## DESCRIPTION OF THE TASK
Write every record out again exactly, and keep images out of it.

>> Start ITEMS

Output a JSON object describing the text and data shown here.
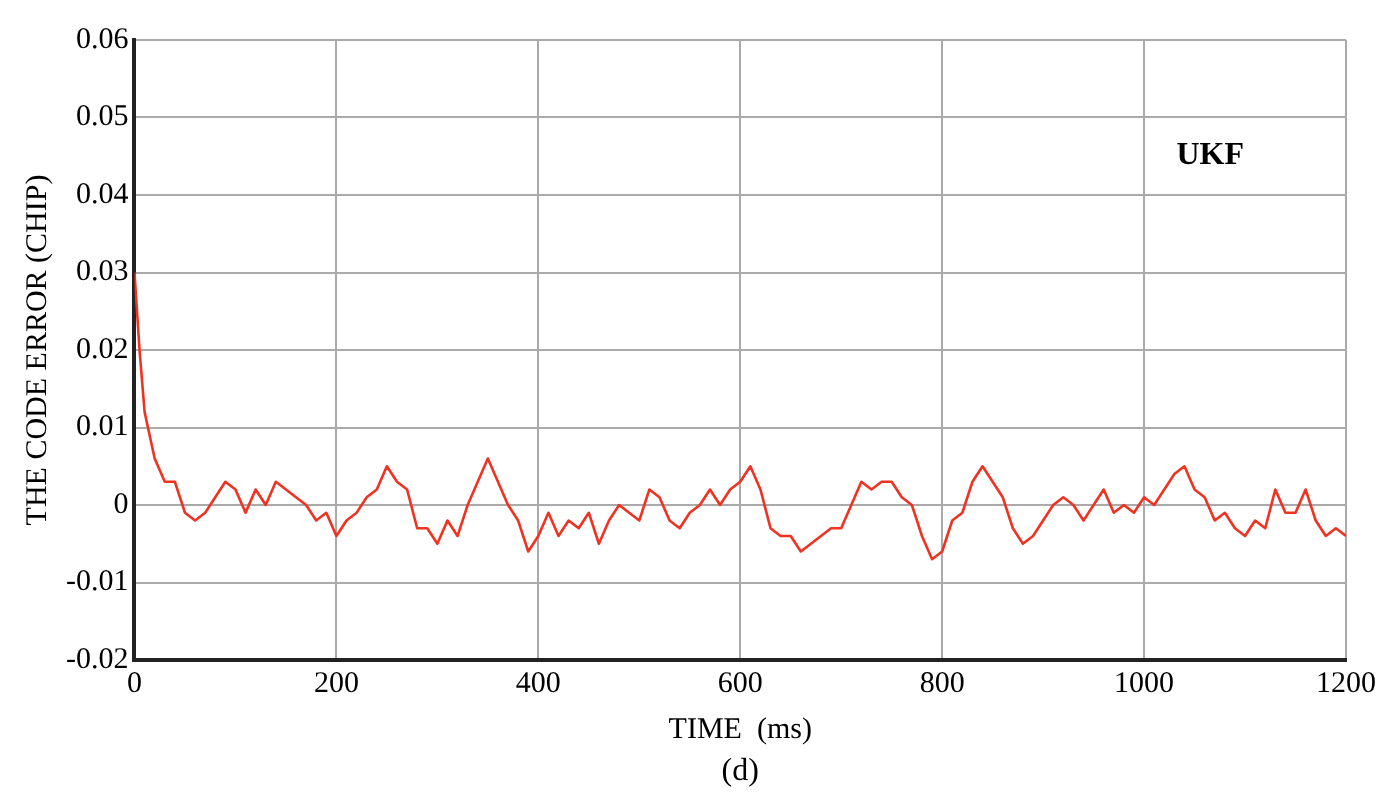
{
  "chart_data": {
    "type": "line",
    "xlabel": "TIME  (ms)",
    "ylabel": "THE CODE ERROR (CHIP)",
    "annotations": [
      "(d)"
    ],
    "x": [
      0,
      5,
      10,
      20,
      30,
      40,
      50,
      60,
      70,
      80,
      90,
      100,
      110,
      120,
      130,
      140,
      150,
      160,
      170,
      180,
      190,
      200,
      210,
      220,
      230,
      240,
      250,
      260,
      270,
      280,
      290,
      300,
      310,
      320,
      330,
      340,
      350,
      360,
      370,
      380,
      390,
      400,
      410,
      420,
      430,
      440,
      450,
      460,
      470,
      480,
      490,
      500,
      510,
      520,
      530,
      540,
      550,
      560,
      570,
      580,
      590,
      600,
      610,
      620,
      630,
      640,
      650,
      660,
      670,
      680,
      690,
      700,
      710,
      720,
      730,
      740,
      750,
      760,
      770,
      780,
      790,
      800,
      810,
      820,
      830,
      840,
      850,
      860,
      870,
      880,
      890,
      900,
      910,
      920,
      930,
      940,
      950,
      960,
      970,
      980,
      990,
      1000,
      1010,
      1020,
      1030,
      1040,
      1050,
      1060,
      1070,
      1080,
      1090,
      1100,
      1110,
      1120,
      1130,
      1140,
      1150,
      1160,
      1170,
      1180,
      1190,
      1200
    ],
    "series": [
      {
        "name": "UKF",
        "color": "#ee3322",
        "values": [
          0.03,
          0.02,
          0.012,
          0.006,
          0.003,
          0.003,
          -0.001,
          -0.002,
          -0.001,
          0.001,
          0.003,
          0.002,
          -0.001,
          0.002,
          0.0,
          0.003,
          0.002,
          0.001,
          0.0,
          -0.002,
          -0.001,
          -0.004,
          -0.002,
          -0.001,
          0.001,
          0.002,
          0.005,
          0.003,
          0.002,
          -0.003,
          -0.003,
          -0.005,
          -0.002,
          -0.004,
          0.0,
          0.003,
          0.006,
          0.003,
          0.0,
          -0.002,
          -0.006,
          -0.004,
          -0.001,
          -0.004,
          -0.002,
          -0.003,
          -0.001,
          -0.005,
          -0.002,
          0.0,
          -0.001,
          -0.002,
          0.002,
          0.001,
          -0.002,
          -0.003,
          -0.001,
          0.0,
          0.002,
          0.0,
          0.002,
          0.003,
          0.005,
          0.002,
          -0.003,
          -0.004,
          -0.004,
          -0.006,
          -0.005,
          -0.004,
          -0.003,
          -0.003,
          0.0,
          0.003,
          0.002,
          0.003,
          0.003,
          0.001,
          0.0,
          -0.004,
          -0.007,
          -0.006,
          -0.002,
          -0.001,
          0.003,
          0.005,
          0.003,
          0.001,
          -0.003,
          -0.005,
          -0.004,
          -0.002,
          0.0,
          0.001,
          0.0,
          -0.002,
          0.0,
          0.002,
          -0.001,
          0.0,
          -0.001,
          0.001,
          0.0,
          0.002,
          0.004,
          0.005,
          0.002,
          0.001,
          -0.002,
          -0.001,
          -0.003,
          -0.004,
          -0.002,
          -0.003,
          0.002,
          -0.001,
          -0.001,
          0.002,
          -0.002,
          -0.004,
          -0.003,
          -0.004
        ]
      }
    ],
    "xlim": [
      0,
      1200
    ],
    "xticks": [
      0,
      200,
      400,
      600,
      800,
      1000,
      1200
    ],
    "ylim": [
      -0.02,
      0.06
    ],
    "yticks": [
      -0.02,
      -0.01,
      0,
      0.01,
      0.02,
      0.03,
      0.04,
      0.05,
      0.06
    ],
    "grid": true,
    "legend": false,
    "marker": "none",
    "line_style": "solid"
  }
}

>> End ITEMS

## WORKED SOLUTION
Output a JSON object describing the text and data shown here.
{
  "chart_data": {
    "type": "line",
    "xlabel": "TIME  (ms)",
    "ylabel": "THE CODE ERROR (CHIP)",
    "annotations": [
      "(d)"
    ],
    "x": [
      0,
      5,
      10,
      20,
      30,
      40,
      50,
      60,
      70,
      80,
      90,
      100,
      110,
      120,
      130,
      140,
      150,
      160,
      170,
      180,
      190,
      200,
      210,
      220,
      230,
      240,
      250,
      260,
      270,
      280,
      290,
      300,
      310,
      320,
      330,
      340,
      350,
      360,
      370,
      380,
      390,
      400,
      410,
      420,
      430,
      440,
      450,
      460,
      470,
      480,
      490,
      500,
      510,
      520,
      530,
      540,
      550,
      560,
      570,
      580,
      590,
      600,
      610,
      620,
      630,
      640,
      650,
      660,
      670,
      680,
      690,
      700,
      710,
      720,
      730,
      740,
      750,
      760,
      770,
      780,
      790,
      800,
      810,
      820,
      830,
      840,
      850,
      860,
      870,
      880,
      890,
      900,
      910,
      920,
      930,
      940,
      950,
      960,
      970,
      980,
      990,
      1000,
      1010,
      1020,
      1030,
      1040,
      1050,
      1060,
      1070,
      1080,
      1090,
      1100,
      1110,
      1120,
      1130,
      1140,
      1150,
      1160,
      1170,
      1180,
      1190,
      1200
    ],
    "series": [
      {
        "name": "UKF",
        "color": "#ee3322",
        "values": [
          0.03,
          0.02,
          0.012,
          0.006,
          0.003,
          0.003,
          -0.001,
          -0.002,
          -0.001,
          0.001,
          0.003,
          0.002,
          -0.001,
          0.002,
          0.0,
          0.003,
          0.002,
          0.001,
          0.0,
          -0.002,
          -0.001,
          -0.004,
          -0.002,
          -0.001,
          0.001,
          0.002,
          0.005,
          0.003,
          0.002,
          -0.003,
          -0.003,
          -0.005,
          -0.002,
          -0.004,
          0.0,
          0.003,
          0.006,
          0.003,
          0.0,
          -0.002,
          -0.006,
          -0.004,
          -0.001,
          -0.004,
          -0.002,
          -0.003,
          -0.001,
          -0.005,
          -0.002,
          0.0,
          -0.001,
          -0.002,
          0.002,
          0.001,
          -0.002,
          -0.003,
          -0.001,
          0.0,
          0.002,
          0.0,
          0.002,
          0.003,
          0.005,
          0.002,
          -0.003,
          -0.004,
          -0.004,
          -0.006,
          -0.005,
          -0.004,
          -0.003,
          -0.003,
          0.0,
          0.003,
          0.002,
          0.003,
          0.003,
          0.001,
          0.0,
          -0.004,
          -0.007,
          -0.006,
          -0.002,
          -0.001,
          0.003,
          0.005,
          0.003,
          0.001,
          -0.003,
          -0.005,
          -0.004,
          -0.002,
          0.0,
          0.001,
          0.0,
          -0.002,
          0.0,
          0.002,
          -0.001,
          0.0,
          -0.001,
          0.001,
          0.0,
          0.002,
          0.004,
          0.005,
          0.002,
          0.001,
          -0.002,
          -0.001,
          -0.003,
          -0.004,
          -0.002,
          -0.003,
          0.002,
          -0.001,
          -0.001,
          0.002,
          -0.002,
          -0.004,
          -0.003,
          -0.004
        ]
      }
    ],
    "xlim": [
      0,
      1200
    ],
    "xticks": [
      0,
      200,
      400,
      600,
      800,
      1000,
      1200
    ],
    "ylim": [
      -0.02,
      0.06
    ],
    "yticks": [
      -0.02,
      -0.01,
      0,
      0.01,
      0.02,
      0.03,
      0.04,
      0.05,
      0.06
    ],
    "grid": true,
    "legend": false,
    "marker": "none",
    "line_style": "solid"
  }
}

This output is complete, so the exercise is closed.